*What you need to do:*
Transcribe the records that follow, preserving every word.

Records from a collection
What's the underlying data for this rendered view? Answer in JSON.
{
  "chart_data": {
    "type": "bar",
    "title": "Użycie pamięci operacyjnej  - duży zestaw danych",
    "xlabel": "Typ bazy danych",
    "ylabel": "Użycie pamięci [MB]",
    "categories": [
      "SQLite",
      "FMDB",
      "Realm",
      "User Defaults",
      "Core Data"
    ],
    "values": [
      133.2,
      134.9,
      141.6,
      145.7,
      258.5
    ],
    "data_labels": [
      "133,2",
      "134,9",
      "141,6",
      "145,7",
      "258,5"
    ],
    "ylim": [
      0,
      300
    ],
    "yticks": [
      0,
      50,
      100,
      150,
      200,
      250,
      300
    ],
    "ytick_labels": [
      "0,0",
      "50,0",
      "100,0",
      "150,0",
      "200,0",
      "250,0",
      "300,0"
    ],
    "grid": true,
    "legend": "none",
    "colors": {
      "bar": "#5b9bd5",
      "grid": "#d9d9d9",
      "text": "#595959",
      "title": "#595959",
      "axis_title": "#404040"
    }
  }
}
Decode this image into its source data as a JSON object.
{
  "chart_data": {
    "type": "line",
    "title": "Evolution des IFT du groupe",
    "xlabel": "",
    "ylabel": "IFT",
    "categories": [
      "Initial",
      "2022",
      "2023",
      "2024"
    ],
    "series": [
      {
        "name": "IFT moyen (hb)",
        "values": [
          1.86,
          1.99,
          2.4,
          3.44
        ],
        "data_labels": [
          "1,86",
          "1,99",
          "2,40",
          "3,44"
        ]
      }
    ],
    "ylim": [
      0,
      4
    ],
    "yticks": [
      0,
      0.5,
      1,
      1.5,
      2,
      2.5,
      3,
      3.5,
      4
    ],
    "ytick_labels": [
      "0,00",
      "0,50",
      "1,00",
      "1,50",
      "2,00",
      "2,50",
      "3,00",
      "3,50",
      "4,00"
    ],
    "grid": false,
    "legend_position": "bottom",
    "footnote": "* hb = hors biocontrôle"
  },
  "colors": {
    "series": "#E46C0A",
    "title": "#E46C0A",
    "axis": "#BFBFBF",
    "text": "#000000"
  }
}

*Written answer:*
What's the underlying data for this rendered view? Answer in JSON.
{
  "chart_data": {
    "type": "bar",
    "title": "Użycie pamięci operacyjnej  - duży zestaw danych",
    "xlabel": "Typ bazy danych",
    "ylabel": "Użycie pamięci [MB]",
    "categories": [
      "SQLite",
      "FMDB",
      "Realm",
      "User Defaults",
      "Core Data"
    ],
    "values": [
      133.2,
      134.9,
      141.6,
      145.7,
      258.5
    ],
    "data_labels": [
      "133,2",
      "134,9",
      "141,6",
      "145,7",
      "258,5"
    ],
    "ylim": [
      0,
      300
    ],
    "yticks": [
      0,
      50,
      100,
      150,
      200,
      250,
      300
    ],
    "ytick_labels": [
      "0,0",
      "50,0",
      "100,0",
      "150,0",
      "200,0",
      "250,0",
      "300,0"
    ],
    "grid": true,
    "legend": "none",
    "colors": {
      "bar": "#5b9bd5",
      "grid": "#d9d9d9",
      "text": "#595959",
      "title": "#595959",
      "axis_title": "#404040"
    }
  }
}
Decode this image into its source data as a JSON object.
{
  "chart_data": {
    "type": "line",
    "title": "Evolution des IFT du groupe",
    "xlabel": "",
    "ylabel": "IFT",
    "categories": [
      "Initial",
      "2022",
      "2023",
      "2024"
    ],
    "series": [
      {
        "name": "IFT moyen (hb)",
        "values": [
          1.86,
          1.99,
          2.4,
          3.44
        ],
        "data_labels": [
          "1,86",
          "1,99",
          "2,40",
          "3,44"
        ]
      }
    ],
    "ylim": [
      0,
      4
    ],
    "yticks": [
      0,
      0.5,
      1,
      1.5,
      2,
      2.5,
      3,
      3.5,
      4
    ],
    "ytick_labels": [
      "0,00",
      "0,50",
      "1,00",
      "1,50",
      "2,00",
      "2,50",
      "3,00",
      "3,50",
      "4,00"
    ],
    "grid": false,
    "legend_position": "bottom",
    "footnote": "* hb = hors biocontrôle"
  },
  "colors": {
    "series": "#E46C0A",
    "title": "#E46C0A",
    "axis": "#BFBFBF",
    "text": "#000000"
  }
}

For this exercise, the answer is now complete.